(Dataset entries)

/---

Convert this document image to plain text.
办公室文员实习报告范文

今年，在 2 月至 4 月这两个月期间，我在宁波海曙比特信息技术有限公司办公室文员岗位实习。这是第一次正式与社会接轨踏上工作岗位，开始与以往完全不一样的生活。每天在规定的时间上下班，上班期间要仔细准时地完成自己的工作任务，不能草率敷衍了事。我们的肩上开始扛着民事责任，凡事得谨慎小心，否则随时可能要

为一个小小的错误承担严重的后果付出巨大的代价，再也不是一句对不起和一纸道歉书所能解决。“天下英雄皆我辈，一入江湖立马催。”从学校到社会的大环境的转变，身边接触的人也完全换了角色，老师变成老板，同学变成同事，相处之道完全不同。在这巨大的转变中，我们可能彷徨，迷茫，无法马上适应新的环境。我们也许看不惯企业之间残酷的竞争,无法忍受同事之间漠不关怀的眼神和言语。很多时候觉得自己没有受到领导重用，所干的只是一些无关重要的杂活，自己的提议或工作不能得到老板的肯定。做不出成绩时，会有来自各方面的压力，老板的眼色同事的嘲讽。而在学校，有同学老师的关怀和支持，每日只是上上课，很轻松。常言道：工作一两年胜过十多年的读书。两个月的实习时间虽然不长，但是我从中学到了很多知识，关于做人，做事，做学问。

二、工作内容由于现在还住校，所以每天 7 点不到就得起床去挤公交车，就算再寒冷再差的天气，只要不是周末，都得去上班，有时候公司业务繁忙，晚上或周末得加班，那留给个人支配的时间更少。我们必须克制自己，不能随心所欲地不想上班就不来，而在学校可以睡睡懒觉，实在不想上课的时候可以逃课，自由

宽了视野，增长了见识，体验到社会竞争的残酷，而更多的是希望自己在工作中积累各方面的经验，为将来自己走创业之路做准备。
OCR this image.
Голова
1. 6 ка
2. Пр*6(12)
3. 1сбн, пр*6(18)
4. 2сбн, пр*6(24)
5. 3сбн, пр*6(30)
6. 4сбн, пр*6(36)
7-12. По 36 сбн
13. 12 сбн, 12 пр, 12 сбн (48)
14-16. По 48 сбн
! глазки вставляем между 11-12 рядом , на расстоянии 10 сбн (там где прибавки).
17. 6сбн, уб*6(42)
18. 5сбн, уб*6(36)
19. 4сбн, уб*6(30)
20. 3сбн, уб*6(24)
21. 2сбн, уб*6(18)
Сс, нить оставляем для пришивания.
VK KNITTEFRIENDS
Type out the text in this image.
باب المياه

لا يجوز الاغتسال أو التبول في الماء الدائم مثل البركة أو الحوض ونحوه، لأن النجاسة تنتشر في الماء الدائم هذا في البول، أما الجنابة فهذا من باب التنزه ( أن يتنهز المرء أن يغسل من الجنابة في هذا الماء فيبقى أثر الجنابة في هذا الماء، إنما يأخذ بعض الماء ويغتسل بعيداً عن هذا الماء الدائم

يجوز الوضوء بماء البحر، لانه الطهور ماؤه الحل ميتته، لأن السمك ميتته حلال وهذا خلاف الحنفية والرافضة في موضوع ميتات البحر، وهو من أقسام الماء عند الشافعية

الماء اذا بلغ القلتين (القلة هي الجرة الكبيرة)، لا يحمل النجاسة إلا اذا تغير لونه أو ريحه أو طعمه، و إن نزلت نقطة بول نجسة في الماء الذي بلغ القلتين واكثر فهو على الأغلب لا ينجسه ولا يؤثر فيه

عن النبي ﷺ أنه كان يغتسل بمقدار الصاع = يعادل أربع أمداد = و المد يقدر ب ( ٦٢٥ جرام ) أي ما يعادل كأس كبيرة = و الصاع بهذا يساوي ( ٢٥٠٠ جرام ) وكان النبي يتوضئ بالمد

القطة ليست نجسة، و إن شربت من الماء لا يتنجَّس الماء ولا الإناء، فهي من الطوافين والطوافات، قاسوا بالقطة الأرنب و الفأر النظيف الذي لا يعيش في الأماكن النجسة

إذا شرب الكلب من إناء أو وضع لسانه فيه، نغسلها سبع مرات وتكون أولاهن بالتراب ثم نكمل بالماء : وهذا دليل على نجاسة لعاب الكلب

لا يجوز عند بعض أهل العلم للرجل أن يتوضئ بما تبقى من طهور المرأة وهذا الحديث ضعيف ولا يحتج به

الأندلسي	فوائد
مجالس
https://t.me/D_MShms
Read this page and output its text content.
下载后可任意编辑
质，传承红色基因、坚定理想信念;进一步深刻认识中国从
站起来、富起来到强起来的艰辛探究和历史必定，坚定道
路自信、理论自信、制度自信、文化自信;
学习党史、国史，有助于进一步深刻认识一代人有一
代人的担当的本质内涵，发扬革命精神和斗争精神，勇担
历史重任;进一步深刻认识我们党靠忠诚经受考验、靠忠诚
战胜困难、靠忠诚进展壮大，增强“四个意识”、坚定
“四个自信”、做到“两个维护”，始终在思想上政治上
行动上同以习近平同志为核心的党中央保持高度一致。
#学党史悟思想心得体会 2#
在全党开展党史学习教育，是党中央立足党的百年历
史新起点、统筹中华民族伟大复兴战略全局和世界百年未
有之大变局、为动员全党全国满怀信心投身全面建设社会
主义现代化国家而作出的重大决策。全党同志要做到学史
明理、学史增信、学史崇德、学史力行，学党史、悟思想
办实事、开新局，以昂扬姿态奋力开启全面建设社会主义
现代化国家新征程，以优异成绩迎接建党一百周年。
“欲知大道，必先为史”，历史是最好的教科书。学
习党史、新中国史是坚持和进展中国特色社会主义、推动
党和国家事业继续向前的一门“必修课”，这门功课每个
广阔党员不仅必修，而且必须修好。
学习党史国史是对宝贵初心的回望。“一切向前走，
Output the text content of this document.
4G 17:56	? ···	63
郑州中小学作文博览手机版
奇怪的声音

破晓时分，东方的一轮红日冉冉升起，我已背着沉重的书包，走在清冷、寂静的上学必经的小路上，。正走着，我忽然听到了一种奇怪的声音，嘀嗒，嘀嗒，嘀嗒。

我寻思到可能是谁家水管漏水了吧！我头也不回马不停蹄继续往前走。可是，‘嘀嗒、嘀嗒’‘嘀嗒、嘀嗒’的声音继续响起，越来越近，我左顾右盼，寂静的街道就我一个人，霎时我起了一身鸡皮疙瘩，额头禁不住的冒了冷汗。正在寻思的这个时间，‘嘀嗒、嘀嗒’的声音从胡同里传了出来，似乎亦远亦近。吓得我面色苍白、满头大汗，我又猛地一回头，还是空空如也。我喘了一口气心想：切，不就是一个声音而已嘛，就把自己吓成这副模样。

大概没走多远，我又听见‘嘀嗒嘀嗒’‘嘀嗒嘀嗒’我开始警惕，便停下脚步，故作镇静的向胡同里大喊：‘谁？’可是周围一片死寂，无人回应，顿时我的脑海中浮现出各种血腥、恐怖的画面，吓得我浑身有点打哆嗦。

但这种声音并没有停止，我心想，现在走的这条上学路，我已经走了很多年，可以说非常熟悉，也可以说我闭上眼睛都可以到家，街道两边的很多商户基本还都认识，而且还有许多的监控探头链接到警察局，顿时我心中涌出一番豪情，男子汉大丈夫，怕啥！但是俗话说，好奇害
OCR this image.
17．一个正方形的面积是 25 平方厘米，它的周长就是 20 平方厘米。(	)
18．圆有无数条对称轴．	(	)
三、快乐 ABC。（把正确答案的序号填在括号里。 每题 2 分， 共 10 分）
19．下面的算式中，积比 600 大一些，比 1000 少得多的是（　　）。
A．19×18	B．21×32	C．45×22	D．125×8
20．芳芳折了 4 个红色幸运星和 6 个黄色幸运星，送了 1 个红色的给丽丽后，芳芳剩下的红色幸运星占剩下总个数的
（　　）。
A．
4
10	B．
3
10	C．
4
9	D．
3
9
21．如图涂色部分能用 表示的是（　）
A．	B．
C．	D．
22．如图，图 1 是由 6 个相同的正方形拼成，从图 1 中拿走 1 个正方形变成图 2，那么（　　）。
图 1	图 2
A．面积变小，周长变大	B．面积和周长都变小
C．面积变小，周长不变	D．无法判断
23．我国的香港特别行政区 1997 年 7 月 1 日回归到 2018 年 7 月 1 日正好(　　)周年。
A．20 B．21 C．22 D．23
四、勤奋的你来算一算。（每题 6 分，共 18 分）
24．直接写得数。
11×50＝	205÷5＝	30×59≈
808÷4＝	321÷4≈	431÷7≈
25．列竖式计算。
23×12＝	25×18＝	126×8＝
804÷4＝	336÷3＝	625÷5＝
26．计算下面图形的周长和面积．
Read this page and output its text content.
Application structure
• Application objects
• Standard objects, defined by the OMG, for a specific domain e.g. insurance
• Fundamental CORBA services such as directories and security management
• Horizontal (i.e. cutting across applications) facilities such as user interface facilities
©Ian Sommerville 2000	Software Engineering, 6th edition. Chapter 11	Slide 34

\---

Reproduce the lines of the entries above exactly, but only from the line containing "Output the text content of this document." through the final line.

Output the text content of this document.
4G 17:56	? ···	63
郑州中小学作文博览手机版
奇怪的声音

破晓时分，东方的一轮红日冉冉升起，我已背着沉重的书包，走在清冷、寂静的上学必经的小路上，。正走着，我忽然听到了一种奇怪的声音，嘀嗒，嘀嗒，嘀嗒。

我寻思到可能是谁家水管漏水了吧！我头也不回马不停蹄继续往前走。可是，‘嘀嗒、嘀嗒’‘嘀嗒、嘀嗒’的声音继续响起，越来越近，我左顾右盼，寂静的街道就我一个人，霎时我起了一身鸡皮疙瘩，额头禁不住的冒了冷汗。正在寻思的这个时间，‘嘀嗒、嘀嗒’的声音从胡同里传了出来，似乎亦远亦近。吓得我面色苍白、满头大汗，我又猛地一回头，还是空空如也。我喘了一口气心想：切，不就是一个声音而已嘛，就把自己吓成这副模样。

大概没走多远，我又听见‘嘀嗒嘀嗒’‘嘀嗒嘀嗒’我开始警惕，便停下脚步，故作镇静的向胡同里大喊：‘谁？’可是周围一片死寂，无人回应，顿时我的脑海中浮现出各种血腥、恐怖的画面，吓得我浑身有点打哆嗦。

但这种声音并没有停止，我心想，现在走的这条上学路，我已经走了很多年，可以说非常熟悉，也可以说我闭上眼睛都可以到家，街道两边的很多商户基本还都认识，而且还有许多的监控探头链接到警察局，顿时我心中涌出一番豪情，男子汉大丈夫，怕啥！但是俗话说，好奇害
OCR this image.
17．一个正方形的面积是 25 平方厘米，它的周长就是 20 平方厘米。(	)
18．圆有无数条对称轴．	(	)
三、快乐 ABC。（把正确答案的序号填在括号里。 每题 2 分， 共 10 分）
19．下面的算式中，积比 600 大一些，比 1000 少得多的是（　　）。
A．19×18	B．21×32	C．45×22	D．125×8
20．芳芳折了 4 个红色幸运星和 6 个黄色幸运星，送了 1 个红色的给丽丽后，芳芳剩下的红色幸运星占剩下总个数的
（　　）。
A．
4
10	B．
3
10	C．
4
9	D．
3
9
21．如图涂色部分能用 表示的是（　）
A．	B．
C．	D．
22．如图，图 1 是由 6 个相同的正方形拼成，从图 1 中拿走 1 个正方形变成图 2，那么（　　）。
图 1	图 2
A．面积变小，周长变大	B．面积和周长都变小
C．面积变小，周长不变	D．无法判断
23．我国的香港特别行政区 1997 年 7 月 1 日回归到 2018 年 7 月 1 日正好(　　)周年。
A．20 B．21 C．22 D．23
四、勤奋的你来算一算。（每题 6 分，共 18 分）
24．直接写得数。
11×50＝	205÷5＝	30×59≈
808÷4＝	321÷4≈	431÷7≈
25．列竖式计算。
23×12＝	25×18＝	126×8＝
804÷4＝	336÷3＝	625÷5＝
26．计算下面图形的周长和面积．
Read this page and output its text content.
Application structure
• Application objects
• Standard objects, defined by the OMG, for a specific domain e.g. insurance
• Fundamental CORBA services such as directories and security management
• Horizontal (i.e. cutting across applications) facilities such as user interface facilities
©Ian Sommerville 2000	Software Engineering, 6th edition. Chapter 11	Slide 34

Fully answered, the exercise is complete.